======== Records supplied

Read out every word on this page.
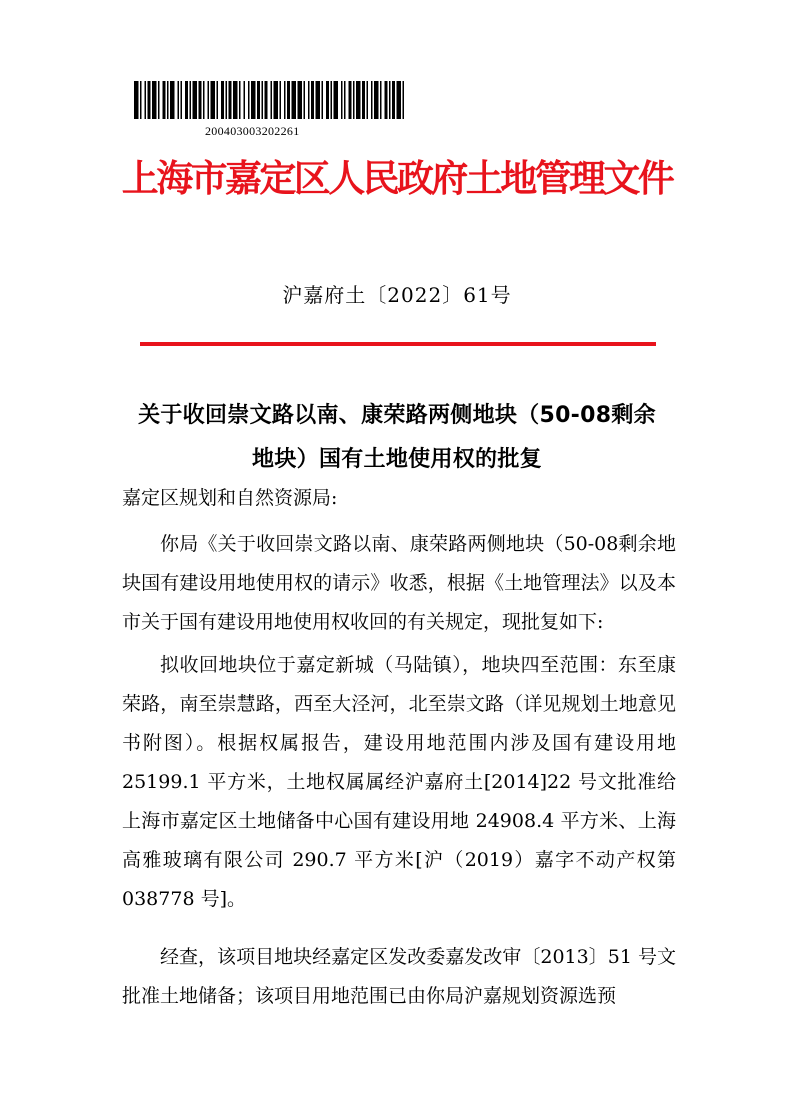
200403003202261
上海市嘉定区人民政府土地管理文件
沪嘉府土〔2022〕61号
关于收回崇文路以南、康荣路两侧地块（50-08剩余
地块）国有土地使用权的批复
嘉定区规划和自然资源局:

你局《关于收回崇文路以南、康荣路两侧地块（50-08剩余地块国有建设用地使用权的请示》收悉，根据《土地管理法》以及本市关于国有建设用地使用权收回的有关规定，现批复如下:

拟收回地块位于嘉定新城（马陆镇），地块四至范围：东至康荣路，南至崇慧路，西至大泾河，北至崇文路（详见规划土地意见书附图）。根据权属报告，建设用地范围内涉及国有建设用地 25199.1 平方米，土地权属属经沪嘉府土[2014]22 号文批准给上海市嘉定区土地储备中心国有建设用地 24908.4 平方米、上海高雅玻璃有限公司 290.7 平方米[沪（2019）嘉字不动产权第038778 号]。

经查，该项目地块经嘉定区发改委嘉发改审〔2013〕51 号文批准土地储备；该项目用地范围已由你局沪嘉规划资源选预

================

Directive: Give an exact copy of the material, leaving out every picture.

Written solution:
Read out every word on this page.
200403003202261
上海市嘉定区人民政府土地管理文件
沪嘉府土〔2022〕61号
关于收回崇文路以南、康荣路两侧地块（50-08剩余
地块）国有土地使用权的批复
嘉定区规划和自然资源局:

你局《关于收回崇文路以南、康荣路两侧地块（50-08剩余地块国有建设用地使用权的请示》收悉，根据《土地管理法》以及本市关于国有建设用地使用权收回的有关规定，现批复如下:

拟收回地块位于嘉定新城（马陆镇），地块四至范围：东至康荣路，南至崇慧路，西至大泾河，北至崇文路（详见规划土地意见书附图）。根据权属报告，建设用地范围内涉及国有建设用地 25199.1 平方米，土地权属属经沪嘉府土[2014]22 号文批准给上海市嘉定区土地储备中心国有建设用地 24908.4 平方米、上海高雅玻璃有限公司 290.7 平方米[沪（2019）嘉字不动产权第038778 号]。

经查，该项目地块经嘉定区发改委嘉发改审〔2013〕51 号文批准土地储备；该项目用地范围已由你局沪嘉规划资源选预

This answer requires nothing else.